Given instruction | In the entries below, find the lines with the word "More" and copy them.

— Start Data shown —

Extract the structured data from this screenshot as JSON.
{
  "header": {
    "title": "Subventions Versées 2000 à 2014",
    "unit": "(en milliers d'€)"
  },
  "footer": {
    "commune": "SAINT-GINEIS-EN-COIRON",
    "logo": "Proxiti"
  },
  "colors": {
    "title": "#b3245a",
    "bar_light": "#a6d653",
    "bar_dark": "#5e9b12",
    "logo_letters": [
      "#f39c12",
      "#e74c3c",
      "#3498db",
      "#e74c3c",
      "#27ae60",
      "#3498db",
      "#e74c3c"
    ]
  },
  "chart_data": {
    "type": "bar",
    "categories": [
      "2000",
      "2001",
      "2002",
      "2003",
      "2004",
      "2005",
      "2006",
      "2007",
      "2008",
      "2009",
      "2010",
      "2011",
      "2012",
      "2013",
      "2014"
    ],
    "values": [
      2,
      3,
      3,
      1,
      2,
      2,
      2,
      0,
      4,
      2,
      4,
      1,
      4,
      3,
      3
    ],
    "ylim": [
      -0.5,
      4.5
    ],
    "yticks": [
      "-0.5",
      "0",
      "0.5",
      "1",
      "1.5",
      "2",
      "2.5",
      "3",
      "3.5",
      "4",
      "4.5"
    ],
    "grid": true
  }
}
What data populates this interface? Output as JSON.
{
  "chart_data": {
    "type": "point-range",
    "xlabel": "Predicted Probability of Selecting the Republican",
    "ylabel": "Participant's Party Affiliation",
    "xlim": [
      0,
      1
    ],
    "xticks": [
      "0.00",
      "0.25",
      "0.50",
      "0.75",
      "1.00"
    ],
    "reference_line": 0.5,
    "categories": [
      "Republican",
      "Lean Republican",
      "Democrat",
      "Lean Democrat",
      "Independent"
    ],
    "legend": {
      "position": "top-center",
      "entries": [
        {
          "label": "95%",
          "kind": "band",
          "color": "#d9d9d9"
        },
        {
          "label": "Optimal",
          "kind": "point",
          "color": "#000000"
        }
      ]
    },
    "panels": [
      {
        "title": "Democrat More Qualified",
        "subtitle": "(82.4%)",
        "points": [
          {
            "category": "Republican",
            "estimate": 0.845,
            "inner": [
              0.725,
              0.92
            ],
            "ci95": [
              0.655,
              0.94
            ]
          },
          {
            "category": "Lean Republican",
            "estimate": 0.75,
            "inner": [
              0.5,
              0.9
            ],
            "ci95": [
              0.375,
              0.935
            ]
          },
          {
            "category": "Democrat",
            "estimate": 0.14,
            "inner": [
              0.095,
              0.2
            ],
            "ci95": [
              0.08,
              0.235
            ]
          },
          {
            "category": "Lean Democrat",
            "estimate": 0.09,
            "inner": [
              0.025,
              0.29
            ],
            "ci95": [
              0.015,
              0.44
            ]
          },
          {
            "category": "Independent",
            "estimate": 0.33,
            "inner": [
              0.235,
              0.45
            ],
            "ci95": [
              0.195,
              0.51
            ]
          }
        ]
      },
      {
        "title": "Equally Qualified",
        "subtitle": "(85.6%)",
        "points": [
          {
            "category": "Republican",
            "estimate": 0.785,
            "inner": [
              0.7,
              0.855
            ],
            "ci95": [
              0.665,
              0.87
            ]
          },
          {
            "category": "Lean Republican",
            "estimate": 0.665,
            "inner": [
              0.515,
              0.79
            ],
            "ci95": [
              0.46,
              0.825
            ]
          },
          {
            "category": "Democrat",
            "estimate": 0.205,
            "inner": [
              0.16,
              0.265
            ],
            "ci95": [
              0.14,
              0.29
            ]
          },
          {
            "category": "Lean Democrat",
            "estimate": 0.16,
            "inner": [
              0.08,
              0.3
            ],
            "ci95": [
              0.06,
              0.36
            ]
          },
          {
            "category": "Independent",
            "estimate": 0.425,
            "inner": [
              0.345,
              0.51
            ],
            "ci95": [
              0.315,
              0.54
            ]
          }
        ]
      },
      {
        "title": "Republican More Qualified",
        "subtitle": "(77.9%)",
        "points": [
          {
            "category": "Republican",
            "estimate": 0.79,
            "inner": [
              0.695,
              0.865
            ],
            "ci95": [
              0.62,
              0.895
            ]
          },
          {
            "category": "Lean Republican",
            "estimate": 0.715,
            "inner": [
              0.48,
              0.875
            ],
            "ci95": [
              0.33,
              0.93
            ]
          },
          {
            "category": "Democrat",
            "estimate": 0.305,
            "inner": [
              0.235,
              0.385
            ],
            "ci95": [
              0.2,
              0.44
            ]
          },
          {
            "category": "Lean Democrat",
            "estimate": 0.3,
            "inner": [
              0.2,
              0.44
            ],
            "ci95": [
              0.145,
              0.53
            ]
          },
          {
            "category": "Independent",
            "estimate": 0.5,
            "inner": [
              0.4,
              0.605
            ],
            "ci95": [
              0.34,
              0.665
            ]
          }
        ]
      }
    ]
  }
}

— End Data shown —

Exercise output |
        "title": "Democrat More Qualified",
        "title": "Republican More Qualified",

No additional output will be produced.